YOUR INSTRUCTIONS:
Pull every line of the entries that has the word "flytte".

****************

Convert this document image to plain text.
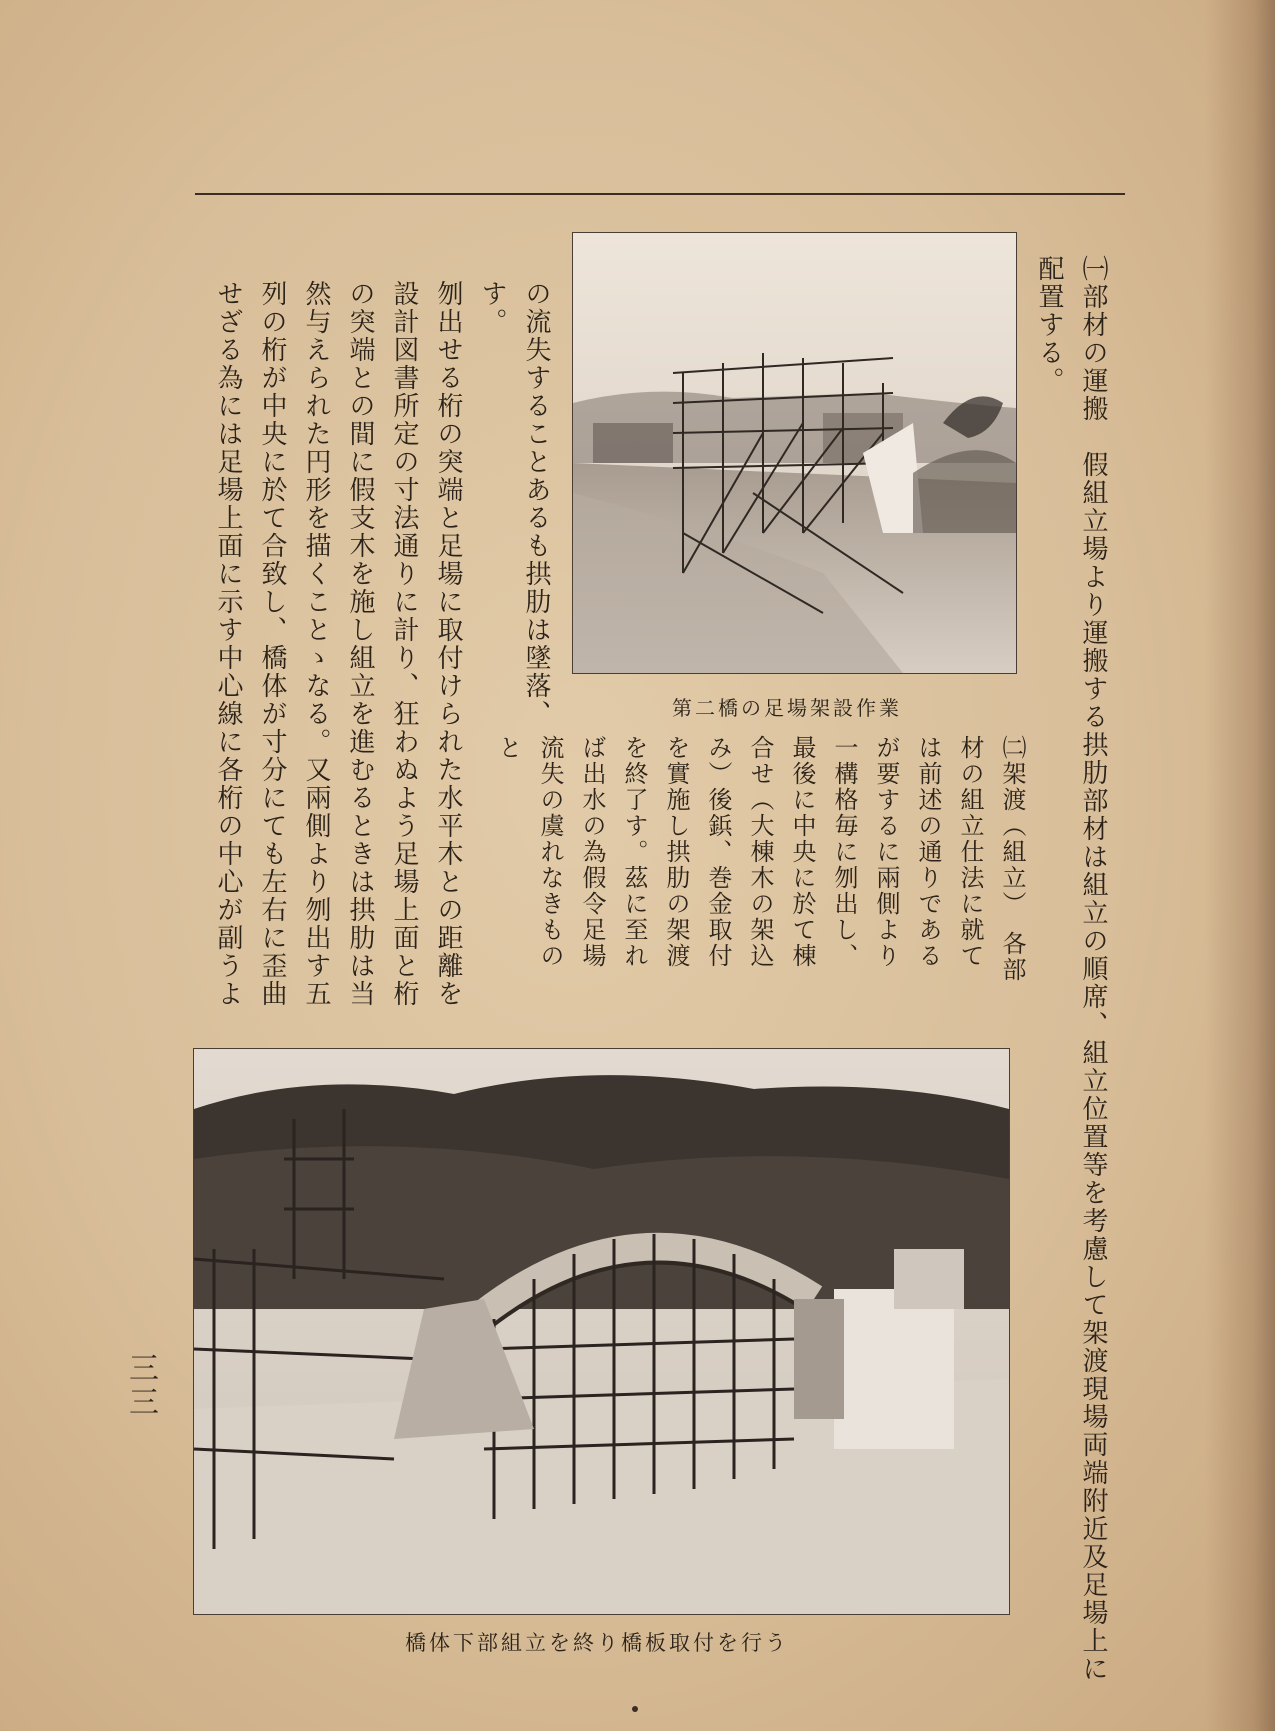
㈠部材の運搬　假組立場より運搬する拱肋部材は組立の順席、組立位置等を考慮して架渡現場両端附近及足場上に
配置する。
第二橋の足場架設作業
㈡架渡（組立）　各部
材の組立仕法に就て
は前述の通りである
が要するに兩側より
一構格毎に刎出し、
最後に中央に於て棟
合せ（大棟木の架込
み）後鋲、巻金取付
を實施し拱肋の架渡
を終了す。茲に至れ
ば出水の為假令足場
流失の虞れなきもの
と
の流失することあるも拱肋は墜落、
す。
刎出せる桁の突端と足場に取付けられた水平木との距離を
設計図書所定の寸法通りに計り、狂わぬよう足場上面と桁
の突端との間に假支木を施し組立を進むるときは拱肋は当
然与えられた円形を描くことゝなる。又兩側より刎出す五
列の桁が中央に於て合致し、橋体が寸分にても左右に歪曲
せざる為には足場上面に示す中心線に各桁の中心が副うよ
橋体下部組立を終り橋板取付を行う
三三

****************

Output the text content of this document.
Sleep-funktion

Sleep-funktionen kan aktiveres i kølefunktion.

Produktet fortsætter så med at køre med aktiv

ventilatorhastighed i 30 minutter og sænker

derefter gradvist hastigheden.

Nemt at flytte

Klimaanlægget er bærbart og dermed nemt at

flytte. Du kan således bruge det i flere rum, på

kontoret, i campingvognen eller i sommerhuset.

****************

IN RESPONSE:
Nemt at flytte
flytte. Du kan således bruge det i flere rum, på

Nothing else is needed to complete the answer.